→ **Dataset content**:

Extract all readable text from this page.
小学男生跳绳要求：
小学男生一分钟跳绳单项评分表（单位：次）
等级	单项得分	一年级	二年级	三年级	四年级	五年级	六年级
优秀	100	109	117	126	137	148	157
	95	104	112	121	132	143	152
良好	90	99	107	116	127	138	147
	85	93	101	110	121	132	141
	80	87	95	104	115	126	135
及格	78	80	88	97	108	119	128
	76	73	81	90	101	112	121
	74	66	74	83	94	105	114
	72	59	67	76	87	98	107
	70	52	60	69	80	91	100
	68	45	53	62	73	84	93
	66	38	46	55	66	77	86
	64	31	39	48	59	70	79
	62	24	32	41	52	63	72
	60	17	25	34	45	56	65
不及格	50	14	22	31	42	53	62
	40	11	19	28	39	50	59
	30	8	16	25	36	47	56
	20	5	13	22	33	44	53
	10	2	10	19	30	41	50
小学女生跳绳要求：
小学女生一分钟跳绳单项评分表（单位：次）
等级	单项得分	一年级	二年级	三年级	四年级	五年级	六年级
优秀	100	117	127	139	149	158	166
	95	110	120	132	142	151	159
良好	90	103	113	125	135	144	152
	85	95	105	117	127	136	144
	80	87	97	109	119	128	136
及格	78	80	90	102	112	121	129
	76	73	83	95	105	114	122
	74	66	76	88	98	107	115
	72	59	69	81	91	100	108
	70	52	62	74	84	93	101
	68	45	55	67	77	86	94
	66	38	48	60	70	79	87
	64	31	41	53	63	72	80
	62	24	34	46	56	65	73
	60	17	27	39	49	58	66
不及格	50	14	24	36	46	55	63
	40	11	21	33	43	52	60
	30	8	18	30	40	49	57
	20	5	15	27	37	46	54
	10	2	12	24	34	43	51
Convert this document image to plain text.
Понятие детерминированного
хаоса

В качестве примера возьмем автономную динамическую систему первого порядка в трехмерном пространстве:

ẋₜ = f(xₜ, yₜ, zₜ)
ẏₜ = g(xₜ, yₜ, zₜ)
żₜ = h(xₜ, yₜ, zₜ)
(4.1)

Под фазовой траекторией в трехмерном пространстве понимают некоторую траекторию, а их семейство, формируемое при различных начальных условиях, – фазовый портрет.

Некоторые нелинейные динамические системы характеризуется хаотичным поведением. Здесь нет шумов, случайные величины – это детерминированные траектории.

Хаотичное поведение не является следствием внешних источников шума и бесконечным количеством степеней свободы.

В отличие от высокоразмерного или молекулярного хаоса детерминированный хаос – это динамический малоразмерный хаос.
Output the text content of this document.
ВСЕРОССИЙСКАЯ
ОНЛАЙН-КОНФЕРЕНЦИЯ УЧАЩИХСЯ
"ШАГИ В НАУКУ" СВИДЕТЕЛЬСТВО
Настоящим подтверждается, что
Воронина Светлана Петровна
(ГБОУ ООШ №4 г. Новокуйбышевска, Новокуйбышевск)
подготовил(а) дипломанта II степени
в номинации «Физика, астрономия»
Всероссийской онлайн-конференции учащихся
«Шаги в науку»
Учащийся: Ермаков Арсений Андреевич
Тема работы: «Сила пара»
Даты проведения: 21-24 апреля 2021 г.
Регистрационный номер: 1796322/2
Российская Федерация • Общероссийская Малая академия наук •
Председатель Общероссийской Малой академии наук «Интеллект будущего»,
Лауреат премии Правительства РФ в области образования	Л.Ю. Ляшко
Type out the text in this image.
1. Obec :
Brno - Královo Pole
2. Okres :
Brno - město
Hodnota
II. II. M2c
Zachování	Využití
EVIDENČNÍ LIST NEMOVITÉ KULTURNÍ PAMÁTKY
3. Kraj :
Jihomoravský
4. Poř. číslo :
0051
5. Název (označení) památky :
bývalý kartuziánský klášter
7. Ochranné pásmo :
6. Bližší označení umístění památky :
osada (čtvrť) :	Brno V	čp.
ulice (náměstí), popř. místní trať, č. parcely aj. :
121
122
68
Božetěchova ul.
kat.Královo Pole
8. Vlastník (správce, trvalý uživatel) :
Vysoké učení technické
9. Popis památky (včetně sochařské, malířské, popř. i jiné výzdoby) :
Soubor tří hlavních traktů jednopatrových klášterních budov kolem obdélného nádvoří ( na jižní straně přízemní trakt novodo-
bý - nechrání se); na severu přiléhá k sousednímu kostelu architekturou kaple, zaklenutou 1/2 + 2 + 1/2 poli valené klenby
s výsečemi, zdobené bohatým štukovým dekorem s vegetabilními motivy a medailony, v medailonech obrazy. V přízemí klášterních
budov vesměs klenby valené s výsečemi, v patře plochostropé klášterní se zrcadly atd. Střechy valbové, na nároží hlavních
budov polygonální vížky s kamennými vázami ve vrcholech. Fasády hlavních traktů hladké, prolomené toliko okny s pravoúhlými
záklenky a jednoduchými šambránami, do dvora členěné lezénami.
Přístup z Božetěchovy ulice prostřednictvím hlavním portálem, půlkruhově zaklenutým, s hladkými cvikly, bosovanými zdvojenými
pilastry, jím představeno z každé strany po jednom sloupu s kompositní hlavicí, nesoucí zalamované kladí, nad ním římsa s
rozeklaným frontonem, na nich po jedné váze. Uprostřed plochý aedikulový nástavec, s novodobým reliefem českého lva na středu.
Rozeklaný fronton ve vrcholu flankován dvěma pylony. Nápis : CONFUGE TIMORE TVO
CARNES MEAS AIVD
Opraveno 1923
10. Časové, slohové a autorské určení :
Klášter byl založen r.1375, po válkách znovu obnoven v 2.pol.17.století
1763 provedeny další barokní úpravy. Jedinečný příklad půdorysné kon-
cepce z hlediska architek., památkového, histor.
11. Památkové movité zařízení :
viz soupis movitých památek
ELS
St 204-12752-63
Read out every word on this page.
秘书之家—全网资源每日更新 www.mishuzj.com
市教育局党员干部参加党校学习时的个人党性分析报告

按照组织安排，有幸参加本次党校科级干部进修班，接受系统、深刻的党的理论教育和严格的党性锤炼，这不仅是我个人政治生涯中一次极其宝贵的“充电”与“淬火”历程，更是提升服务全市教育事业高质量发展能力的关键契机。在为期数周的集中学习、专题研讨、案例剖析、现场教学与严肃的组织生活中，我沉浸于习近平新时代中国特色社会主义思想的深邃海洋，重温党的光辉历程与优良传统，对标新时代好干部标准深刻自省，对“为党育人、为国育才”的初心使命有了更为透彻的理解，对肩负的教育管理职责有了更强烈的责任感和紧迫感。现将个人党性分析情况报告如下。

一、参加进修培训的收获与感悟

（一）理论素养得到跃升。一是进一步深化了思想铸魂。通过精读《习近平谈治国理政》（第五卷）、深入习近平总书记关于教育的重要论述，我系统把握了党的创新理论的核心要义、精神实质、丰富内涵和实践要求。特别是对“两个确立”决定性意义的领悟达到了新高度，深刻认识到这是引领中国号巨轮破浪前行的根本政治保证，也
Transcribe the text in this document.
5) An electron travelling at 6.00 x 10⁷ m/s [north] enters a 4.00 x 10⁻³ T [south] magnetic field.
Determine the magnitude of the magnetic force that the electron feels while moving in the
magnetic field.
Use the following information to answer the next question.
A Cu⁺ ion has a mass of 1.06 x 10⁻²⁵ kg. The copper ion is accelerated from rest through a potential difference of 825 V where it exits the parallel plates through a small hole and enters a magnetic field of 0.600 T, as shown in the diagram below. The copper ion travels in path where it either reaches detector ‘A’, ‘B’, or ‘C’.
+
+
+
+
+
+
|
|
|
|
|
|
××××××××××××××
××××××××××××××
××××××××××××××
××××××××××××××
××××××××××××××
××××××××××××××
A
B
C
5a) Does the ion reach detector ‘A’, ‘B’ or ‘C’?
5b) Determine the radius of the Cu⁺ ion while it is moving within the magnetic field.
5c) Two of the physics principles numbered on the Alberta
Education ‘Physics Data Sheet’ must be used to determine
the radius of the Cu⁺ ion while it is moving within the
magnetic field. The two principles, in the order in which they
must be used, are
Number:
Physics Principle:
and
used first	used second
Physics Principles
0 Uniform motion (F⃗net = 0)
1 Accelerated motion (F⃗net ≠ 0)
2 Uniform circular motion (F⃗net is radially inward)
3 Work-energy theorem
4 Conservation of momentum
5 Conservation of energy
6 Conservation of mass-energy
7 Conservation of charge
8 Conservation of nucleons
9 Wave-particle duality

→ **Set exercise**:
Filter the data for the string "must" and copy every line that has it.

→ **Final answer**:
Education ‘Physics Data Sheet’ must be used to determine
must be used, are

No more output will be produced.